What is asked: Please reproduce every line of the listing below word for word, leaving out the pictures.

Records from a data source:

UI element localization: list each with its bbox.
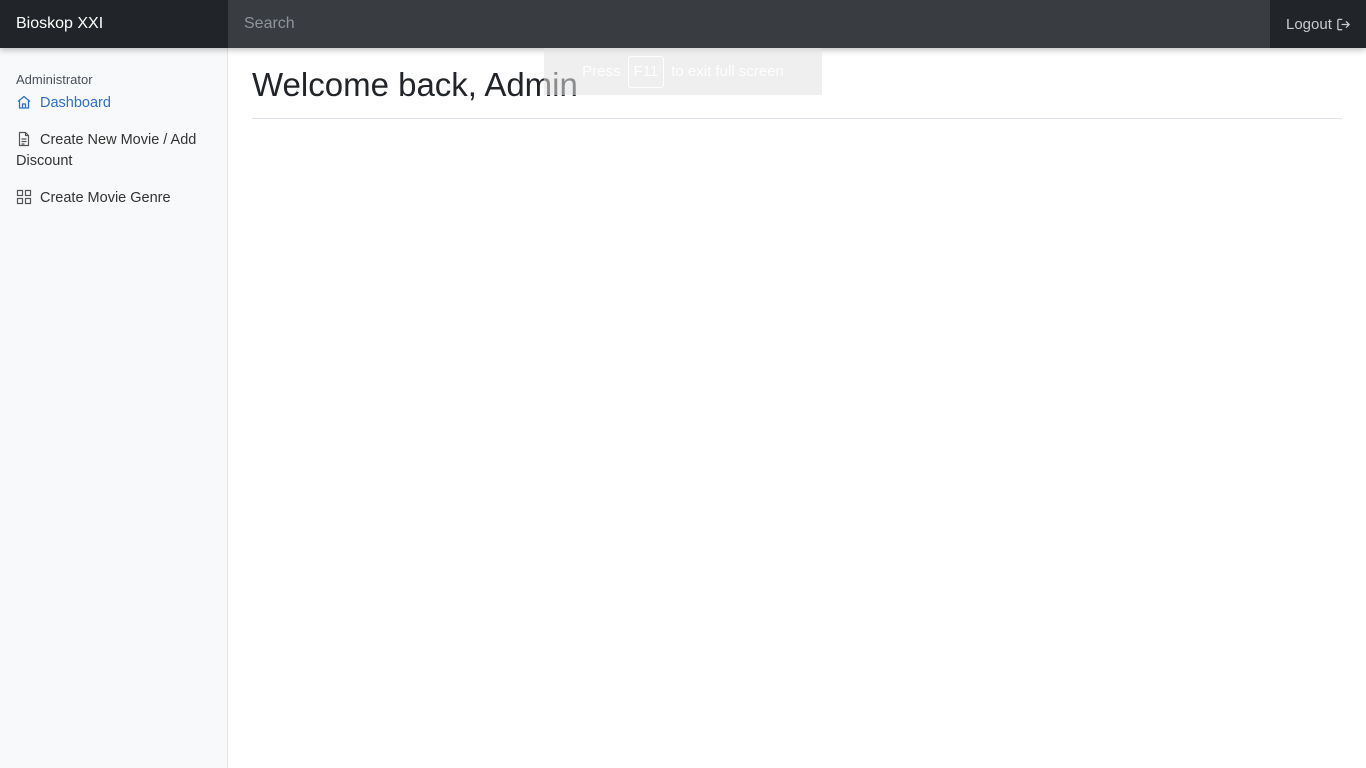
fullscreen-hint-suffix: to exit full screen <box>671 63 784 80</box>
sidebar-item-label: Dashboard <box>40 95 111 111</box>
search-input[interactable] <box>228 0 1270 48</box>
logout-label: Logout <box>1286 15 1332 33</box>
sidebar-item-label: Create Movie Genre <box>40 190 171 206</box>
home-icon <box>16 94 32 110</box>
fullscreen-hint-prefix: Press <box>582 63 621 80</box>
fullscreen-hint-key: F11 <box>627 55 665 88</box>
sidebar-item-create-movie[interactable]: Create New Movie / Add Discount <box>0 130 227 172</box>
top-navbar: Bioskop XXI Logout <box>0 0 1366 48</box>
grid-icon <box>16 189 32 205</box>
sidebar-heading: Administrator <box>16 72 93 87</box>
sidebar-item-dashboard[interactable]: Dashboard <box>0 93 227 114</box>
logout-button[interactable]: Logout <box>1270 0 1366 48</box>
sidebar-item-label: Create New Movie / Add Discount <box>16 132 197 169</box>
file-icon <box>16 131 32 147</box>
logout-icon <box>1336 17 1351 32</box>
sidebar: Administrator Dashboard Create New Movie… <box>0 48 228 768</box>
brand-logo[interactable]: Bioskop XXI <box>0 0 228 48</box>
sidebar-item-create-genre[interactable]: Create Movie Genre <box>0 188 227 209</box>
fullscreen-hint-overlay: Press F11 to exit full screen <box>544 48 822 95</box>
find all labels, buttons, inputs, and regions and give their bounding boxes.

Full output:
UI element localization: list each with its bbox.
fullscreen-hint-suffix: to exit full screen <box>671 63 784 80</box>
sidebar-item-label: Dashboard <box>40 95 111 111</box>
search-input[interactable] <box>228 0 1270 48</box>
logout-label: Logout <box>1286 15 1332 33</box>
sidebar-item-label: Create Movie Genre <box>40 190 171 206</box>
home-icon <box>16 94 32 110</box>
fullscreen-hint-prefix: Press <box>582 63 621 80</box>
fullscreen-hint-key: F11 <box>627 55 665 88</box>
sidebar-item-create-movie[interactable]: Create New Movie / Add Discount <box>0 130 227 172</box>
top-navbar: Bioskop XXI Logout <box>0 0 1366 48</box>
grid-icon <box>16 189 32 205</box>
sidebar-heading: Administrator <box>16 72 93 87</box>
sidebar-item-dashboard[interactable]: Dashboard <box>0 93 227 114</box>
logout-button[interactable]: Logout <box>1270 0 1366 48</box>
sidebar-item-label: Create New Movie / Add Discount <box>16 132 197 169</box>
file-icon <box>16 131 32 147</box>
logout-icon <box>1336 17 1351 32</box>
sidebar: Administrator Dashboard Create New Movie… <box>0 48 228 768</box>
brand-logo[interactable]: Bioskop XXI <box>0 0 228 48</box>
sidebar-item-create-genre[interactable]: Create Movie Genre <box>0 188 227 209</box>
fullscreen-hint-overlay: Press F11 to exit full screen <box>544 48 822 95</box>
find all labels, buttons, inputs, and regions and give their bounding boxes.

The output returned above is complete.